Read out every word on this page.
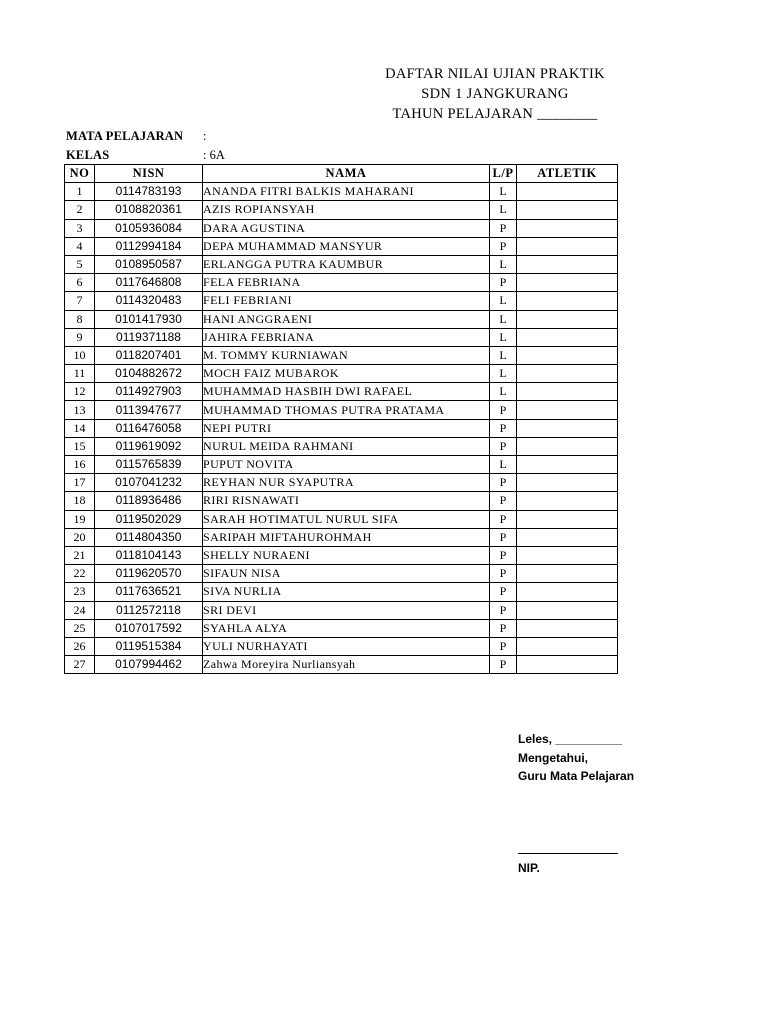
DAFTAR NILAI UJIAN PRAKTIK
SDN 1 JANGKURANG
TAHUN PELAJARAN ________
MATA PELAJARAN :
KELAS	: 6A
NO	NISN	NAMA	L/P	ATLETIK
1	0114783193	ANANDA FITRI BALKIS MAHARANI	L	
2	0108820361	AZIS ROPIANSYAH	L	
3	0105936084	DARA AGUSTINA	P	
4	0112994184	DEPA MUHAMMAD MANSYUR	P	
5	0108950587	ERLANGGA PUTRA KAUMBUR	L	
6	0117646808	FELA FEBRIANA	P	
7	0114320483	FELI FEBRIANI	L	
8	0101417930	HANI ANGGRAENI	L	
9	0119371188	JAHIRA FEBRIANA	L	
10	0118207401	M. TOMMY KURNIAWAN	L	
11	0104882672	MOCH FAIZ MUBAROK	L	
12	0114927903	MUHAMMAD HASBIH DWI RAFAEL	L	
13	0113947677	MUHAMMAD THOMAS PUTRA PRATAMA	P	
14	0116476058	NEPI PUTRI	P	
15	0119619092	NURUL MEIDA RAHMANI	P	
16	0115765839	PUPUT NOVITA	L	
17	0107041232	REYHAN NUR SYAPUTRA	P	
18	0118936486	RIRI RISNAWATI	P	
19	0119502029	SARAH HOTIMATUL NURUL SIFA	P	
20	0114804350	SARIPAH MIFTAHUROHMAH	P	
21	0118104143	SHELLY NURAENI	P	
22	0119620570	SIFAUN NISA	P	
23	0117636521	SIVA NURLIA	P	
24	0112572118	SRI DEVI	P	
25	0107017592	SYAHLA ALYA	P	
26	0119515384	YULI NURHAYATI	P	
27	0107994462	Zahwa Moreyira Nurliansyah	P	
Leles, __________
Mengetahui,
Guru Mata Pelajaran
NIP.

* * *

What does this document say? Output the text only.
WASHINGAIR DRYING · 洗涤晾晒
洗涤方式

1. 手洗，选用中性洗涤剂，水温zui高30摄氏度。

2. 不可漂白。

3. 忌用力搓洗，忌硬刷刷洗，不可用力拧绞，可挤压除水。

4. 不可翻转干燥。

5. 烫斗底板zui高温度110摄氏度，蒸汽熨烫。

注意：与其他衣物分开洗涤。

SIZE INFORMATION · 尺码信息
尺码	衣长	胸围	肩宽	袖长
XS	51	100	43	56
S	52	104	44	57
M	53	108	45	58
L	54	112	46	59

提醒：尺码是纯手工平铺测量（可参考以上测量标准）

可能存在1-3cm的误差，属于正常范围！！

...

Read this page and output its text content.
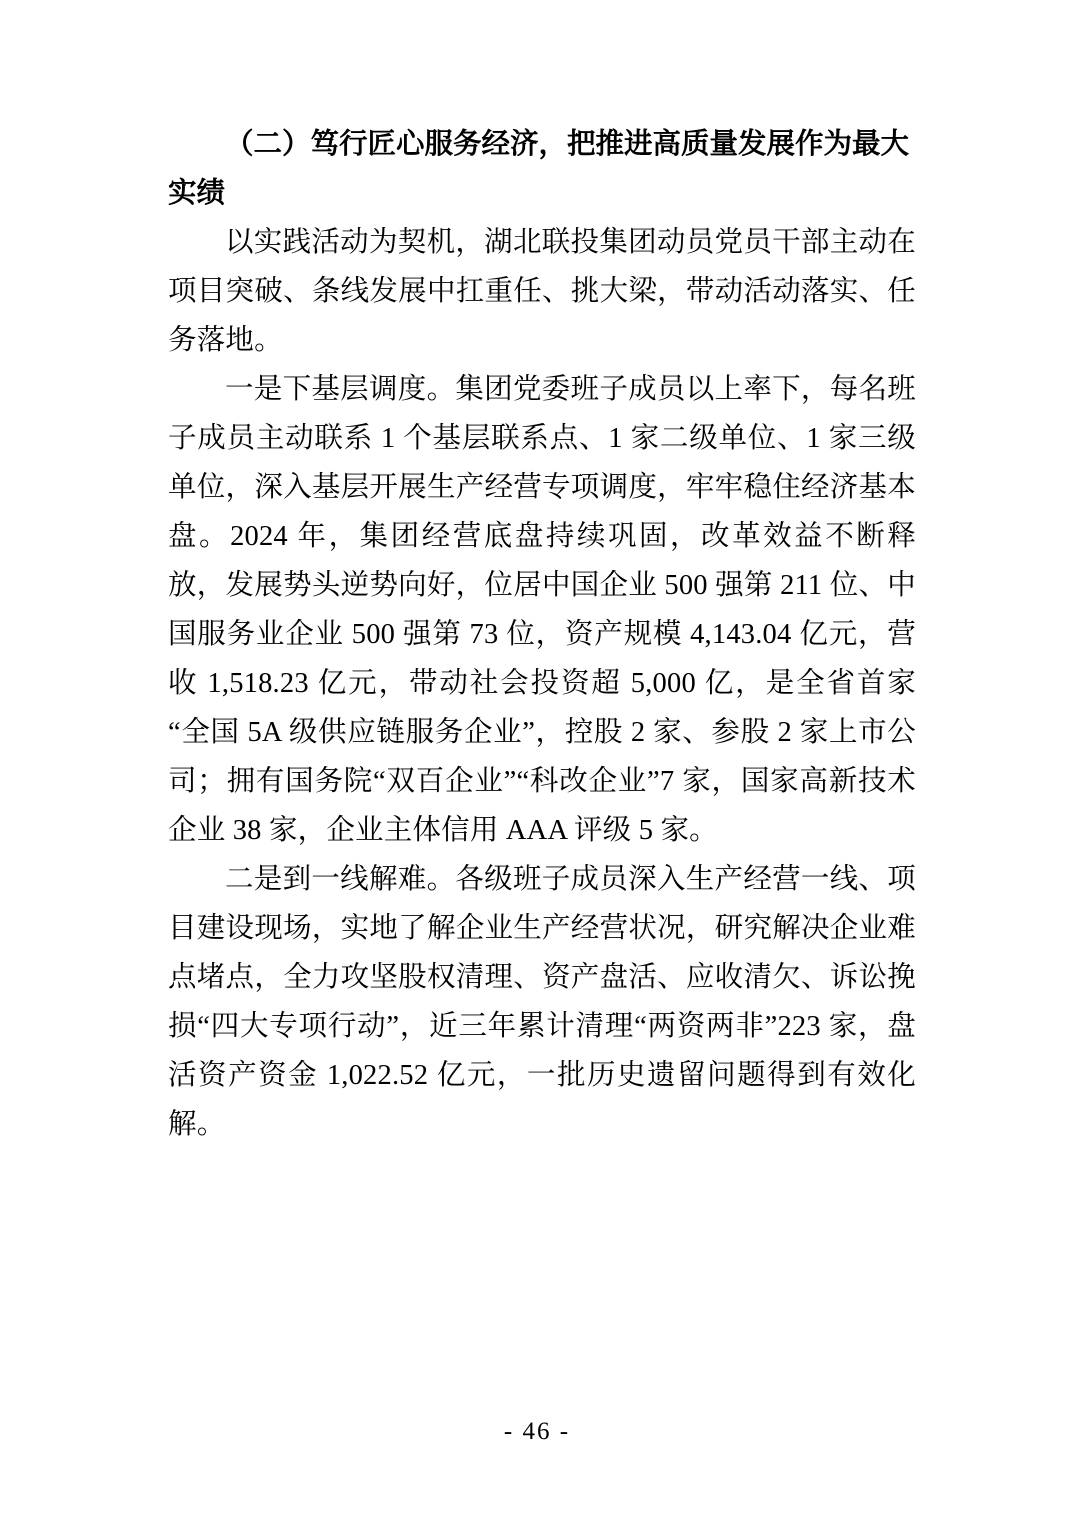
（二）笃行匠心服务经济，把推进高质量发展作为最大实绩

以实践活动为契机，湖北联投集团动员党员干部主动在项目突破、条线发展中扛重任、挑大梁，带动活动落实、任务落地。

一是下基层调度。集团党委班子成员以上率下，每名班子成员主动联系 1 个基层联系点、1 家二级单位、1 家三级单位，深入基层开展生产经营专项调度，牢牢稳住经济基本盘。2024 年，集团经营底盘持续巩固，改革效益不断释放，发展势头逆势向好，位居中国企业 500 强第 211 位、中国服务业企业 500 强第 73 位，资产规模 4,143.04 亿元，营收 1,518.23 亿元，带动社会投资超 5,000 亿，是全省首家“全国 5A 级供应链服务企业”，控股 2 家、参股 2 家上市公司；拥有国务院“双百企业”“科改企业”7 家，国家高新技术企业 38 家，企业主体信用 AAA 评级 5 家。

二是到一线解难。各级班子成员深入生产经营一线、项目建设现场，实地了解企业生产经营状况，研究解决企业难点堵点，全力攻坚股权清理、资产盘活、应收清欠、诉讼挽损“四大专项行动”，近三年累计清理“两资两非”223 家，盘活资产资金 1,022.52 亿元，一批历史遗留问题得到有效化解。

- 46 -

* Work instructions:
Extract all lines from the material above that include the word "MUHAMMAD".

* Response to the task:
4	0112994184	DEPA MUHAMMAD MANSYUR	P	
12	0114927903	MUHAMMAD HASBIH DWI RAFAEL	L	
13	0113947677	MUHAMMAD THOMAS PUTRA PRATAMA	P	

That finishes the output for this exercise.